Required task: Every line that includes the word "буквы" is to be listed.

Input for this task:
· · · · ·

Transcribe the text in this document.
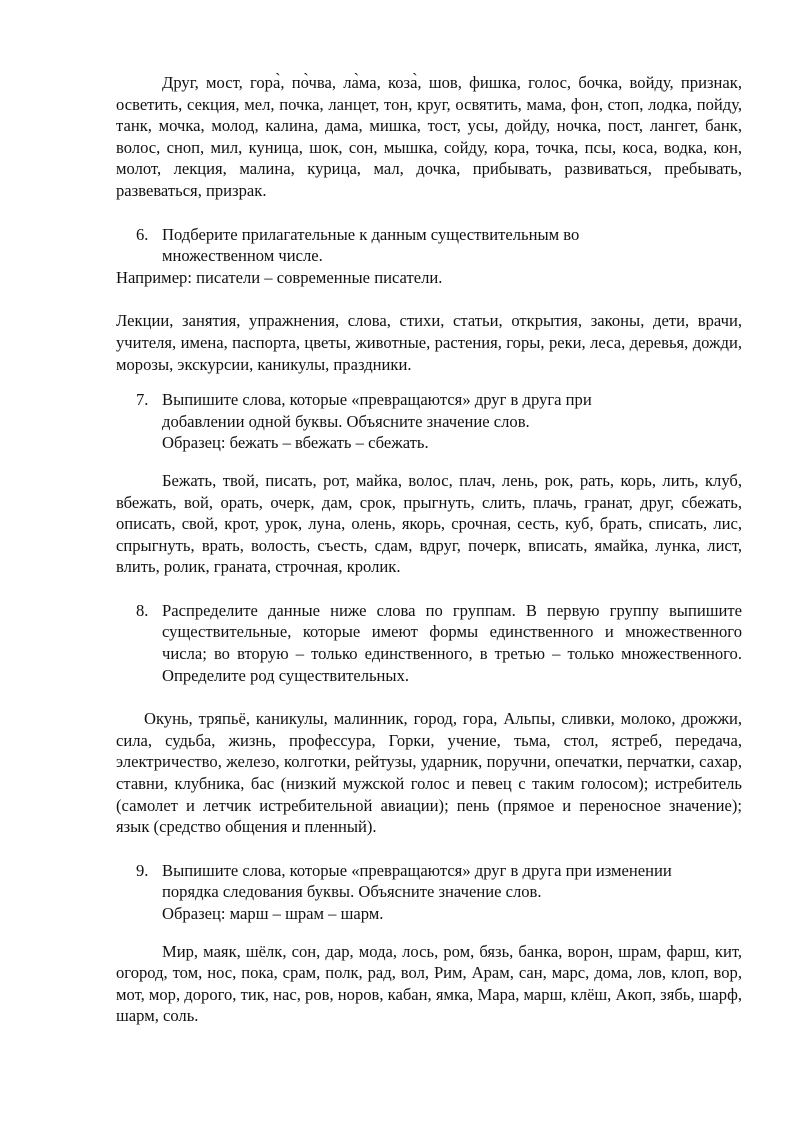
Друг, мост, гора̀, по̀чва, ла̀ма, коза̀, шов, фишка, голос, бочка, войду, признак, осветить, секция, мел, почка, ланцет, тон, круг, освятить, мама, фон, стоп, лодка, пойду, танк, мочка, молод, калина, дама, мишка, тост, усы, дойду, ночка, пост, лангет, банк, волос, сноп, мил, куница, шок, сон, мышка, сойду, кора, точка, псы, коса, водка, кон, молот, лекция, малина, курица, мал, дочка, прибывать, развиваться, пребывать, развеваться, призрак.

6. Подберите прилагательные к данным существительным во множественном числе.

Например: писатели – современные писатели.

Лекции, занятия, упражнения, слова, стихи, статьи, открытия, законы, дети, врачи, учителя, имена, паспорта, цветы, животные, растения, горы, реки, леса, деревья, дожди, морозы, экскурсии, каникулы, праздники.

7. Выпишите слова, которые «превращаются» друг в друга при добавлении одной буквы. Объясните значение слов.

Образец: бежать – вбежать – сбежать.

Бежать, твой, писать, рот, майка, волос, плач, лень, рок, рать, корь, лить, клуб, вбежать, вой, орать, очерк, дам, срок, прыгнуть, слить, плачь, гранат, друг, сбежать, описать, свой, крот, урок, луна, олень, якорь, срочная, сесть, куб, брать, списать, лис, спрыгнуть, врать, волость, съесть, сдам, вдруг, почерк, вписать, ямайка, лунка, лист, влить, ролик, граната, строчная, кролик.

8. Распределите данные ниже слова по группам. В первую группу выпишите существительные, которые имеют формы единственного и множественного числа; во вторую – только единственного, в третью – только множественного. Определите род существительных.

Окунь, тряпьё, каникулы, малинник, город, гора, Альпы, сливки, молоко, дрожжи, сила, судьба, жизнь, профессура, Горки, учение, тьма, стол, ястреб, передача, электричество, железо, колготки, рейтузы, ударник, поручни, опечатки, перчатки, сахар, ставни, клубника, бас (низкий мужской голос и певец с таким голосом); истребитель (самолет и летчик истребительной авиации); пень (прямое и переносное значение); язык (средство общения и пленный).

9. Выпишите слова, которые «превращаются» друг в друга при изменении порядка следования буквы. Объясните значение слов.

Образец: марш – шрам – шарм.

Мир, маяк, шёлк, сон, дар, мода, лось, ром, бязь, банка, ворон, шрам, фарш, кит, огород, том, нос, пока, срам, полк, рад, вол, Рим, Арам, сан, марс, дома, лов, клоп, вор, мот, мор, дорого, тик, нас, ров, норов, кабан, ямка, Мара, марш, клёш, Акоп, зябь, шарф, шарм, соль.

· · · · ·

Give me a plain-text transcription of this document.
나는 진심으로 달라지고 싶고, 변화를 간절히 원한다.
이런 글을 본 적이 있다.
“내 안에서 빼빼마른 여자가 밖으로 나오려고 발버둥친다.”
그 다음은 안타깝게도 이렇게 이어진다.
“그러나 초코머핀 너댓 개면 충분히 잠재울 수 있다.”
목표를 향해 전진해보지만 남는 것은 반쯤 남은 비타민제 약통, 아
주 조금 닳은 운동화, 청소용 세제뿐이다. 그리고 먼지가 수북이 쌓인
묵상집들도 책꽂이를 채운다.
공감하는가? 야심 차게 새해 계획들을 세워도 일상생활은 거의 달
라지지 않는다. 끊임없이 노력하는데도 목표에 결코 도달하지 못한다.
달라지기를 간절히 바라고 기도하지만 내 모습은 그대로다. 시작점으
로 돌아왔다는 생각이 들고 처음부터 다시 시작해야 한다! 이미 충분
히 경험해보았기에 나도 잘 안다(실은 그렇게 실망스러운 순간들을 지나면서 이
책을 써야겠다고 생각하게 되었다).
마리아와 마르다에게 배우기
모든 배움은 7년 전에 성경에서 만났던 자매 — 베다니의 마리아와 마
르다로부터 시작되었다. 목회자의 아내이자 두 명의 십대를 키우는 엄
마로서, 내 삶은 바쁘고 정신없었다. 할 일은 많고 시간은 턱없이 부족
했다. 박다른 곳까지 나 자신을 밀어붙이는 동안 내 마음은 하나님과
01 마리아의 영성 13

· · · · ·

Solution to the exercise:
7. Выпишите слова, которые «превращаются» друг в друга при добавлении одной буквы. Объясните значение слов.
9. Выпишите слова, которые «превращаются» друг в друга при изменении порядка следования буквы. Объясните значение слов.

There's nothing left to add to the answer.